Supplied data:
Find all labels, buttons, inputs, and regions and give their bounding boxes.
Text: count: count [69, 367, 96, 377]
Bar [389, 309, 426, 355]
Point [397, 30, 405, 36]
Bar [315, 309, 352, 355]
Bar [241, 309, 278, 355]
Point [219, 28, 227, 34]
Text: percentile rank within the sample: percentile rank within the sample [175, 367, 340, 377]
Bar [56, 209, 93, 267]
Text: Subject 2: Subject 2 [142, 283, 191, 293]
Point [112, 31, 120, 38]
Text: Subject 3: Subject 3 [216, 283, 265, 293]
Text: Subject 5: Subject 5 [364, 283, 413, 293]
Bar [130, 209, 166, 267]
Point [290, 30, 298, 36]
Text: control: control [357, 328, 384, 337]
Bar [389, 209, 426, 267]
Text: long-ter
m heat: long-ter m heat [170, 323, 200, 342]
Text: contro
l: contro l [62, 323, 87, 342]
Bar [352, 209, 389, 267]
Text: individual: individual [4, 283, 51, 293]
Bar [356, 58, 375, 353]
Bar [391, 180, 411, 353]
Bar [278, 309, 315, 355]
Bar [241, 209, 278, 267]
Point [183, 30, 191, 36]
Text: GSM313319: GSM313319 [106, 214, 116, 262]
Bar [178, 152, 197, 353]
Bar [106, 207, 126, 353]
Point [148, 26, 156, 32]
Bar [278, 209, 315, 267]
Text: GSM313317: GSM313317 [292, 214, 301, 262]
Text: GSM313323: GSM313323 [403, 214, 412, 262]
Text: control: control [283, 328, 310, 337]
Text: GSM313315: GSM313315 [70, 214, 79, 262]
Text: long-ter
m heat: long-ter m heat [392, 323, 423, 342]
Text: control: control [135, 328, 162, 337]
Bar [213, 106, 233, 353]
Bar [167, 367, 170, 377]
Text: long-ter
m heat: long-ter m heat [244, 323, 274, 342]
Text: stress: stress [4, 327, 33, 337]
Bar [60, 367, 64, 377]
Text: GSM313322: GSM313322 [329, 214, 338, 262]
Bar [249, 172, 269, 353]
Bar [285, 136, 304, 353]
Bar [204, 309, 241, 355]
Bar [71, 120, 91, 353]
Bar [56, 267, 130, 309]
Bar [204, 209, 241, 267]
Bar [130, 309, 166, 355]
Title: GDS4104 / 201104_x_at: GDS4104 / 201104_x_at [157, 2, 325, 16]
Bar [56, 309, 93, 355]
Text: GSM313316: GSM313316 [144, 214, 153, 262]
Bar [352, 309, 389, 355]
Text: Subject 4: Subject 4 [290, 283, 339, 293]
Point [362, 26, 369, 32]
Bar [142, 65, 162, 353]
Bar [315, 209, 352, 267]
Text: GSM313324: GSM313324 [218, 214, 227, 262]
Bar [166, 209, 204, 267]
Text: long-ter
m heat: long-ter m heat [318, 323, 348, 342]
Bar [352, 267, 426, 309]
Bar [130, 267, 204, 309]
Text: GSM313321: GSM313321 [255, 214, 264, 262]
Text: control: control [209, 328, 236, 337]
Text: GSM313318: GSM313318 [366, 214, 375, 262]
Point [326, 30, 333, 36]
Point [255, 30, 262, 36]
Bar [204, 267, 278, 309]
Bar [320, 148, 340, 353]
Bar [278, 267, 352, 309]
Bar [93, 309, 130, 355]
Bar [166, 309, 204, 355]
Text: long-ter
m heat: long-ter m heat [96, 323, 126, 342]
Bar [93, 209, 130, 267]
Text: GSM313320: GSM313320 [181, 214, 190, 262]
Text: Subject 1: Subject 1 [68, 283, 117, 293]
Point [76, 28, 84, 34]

Exercise objective:
Reproduce the entire listing above line for line, with every character unchanged.

Exercise output:
Find all labels, buttons, inputs, and regions and give their bounding boxes.
Text: count: count [69, 367, 96, 377]
Bar [389, 309, 426, 355]
Point [397, 30, 405, 36]
Bar [315, 309, 352, 355]
Bar [241, 309, 278, 355]
Point [219, 28, 227, 34]
Text: percentile rank within the sample: percentile rank within the sample [175, 367, 340, 377]
Bar [56, 209, 93, 267]
Text: Subject 2: Subject 2 [142, 283, 191, 293]
Point [112, 31, 120, 38]
Text: Subject 3: Subject 3 [216, 283, 265, 293]
Text: Subject 5: Subject 5 [364, 283, 413, 293]
Bar [130, 209, 166, 267]
Point [290, 30, 298, 36]
Text: control: control [357, 328, 384, 337]
Bar [389, 209, 426, 267]
Text: long-ter
m heat: long-ter m heat [170, 323, 200, 342]
Text: contro
l: contro l [62, 323, 87, 342]
Bar [352, 209, 389, 267]
Text: individual: individual [4, 283, 51, 293]
Bar [356, 58, 375, 353]
Bar [391, 180, 411, 353]
Bar [278, 309, 315, 355]
Bar [241, 209, 278, 267]
Point [183, 30, 191, 36]
Text: GSM313319: GSM313319 [106, 214, 116, 262]
Bar [178, 152, 197, 353]
Bar [106, 207, 126, 353]
Point [148, 26, 156, 32]
Bar [278, 209, 315, 267]
Text: GSM313317: GSM313317 [292, 214, 301, 262]
Text: GSM313323: GSM313323 [403, 214, 412, 262]
Text: control: control [283, 328, 310, 337]
Text: GSM313315: GSM313315 [70, 214, 79, 262]
Text: long-ter
m heat: long-ter m heat [392, 323, 423, 342]
Text: control: control [135, 328, 162, 337]
Bar [213, 106, 233, 353]
Bar [167, 367, 170, 377]
Text: long-ter
m heat: long-ter m heat [244, 323, 274, 342]
Text: stress: stress [4, 327, 33, 337]
Bar [60, 367, 64, 377]
Text: GSM313322: GSM313322 [329, 214, 338, 262]
Bar [249, 172, 269, 353]
Bar [285, 136, 304, 353]
Bar [204, 309, 241, 355]
Bar [71, 120, 91, 353]
Bar [56, 267, 130, 309]
Bar [204, 209, 241, 267]
Bar [130, 309, 166, 355]
Title: GDS4104 / 201104_x_at: GDS4104 / 201104_x_at [157, 2, 325, 16]
Bar [56, 309, 93, 355]
Text: GSM313316: GSM313316 [144, 214, 153, 262]
Bar [352, 309, 389, 355]
Text: Subject 4: Subject 4 [290, 283, 339, 293]
Point [362, 26, 369, 32]
Bar [142, 65, 162, 353]
Bar [315, 209, 352, 267]
Text: GSM313324: GSM313324 [218, 214, 227, 262]
Bar [166, 209, 204, 267]
Text: long-ter
m heat: long-ter m heat [318, 323, 348, 342]
Bar [352, 267, 426, 309]
Bar [130, 267, 204, 309]
Text: GSM313321: GSM313321 [255, 214, 264, 262]
Text: control: control [209, 328, 236, 337]
Text: GSM313318: GSM313318 [366, 214, 375, 262]
Point [326, 30, 333, 36]
Point [255, 30, 262, 36]
Bar [204, 267, 278, 309]
Bar [320, 148, 340, 353]
Bar [278, 267, 352, 309]
Bar [93, 309, 130, 355]
Bar [166, 309, 204, 355]
Text: long-ter
m heat: long-ter m heat [96, 323, 126, 342]
Bar [93, 209, 130, 267]
Text: GSM313320: GSM313320 [181, 214, 190, 262]
Text: Subject 1: Subject 1 [68, 283, 117, 293]
Point [76, 28, 84, 34]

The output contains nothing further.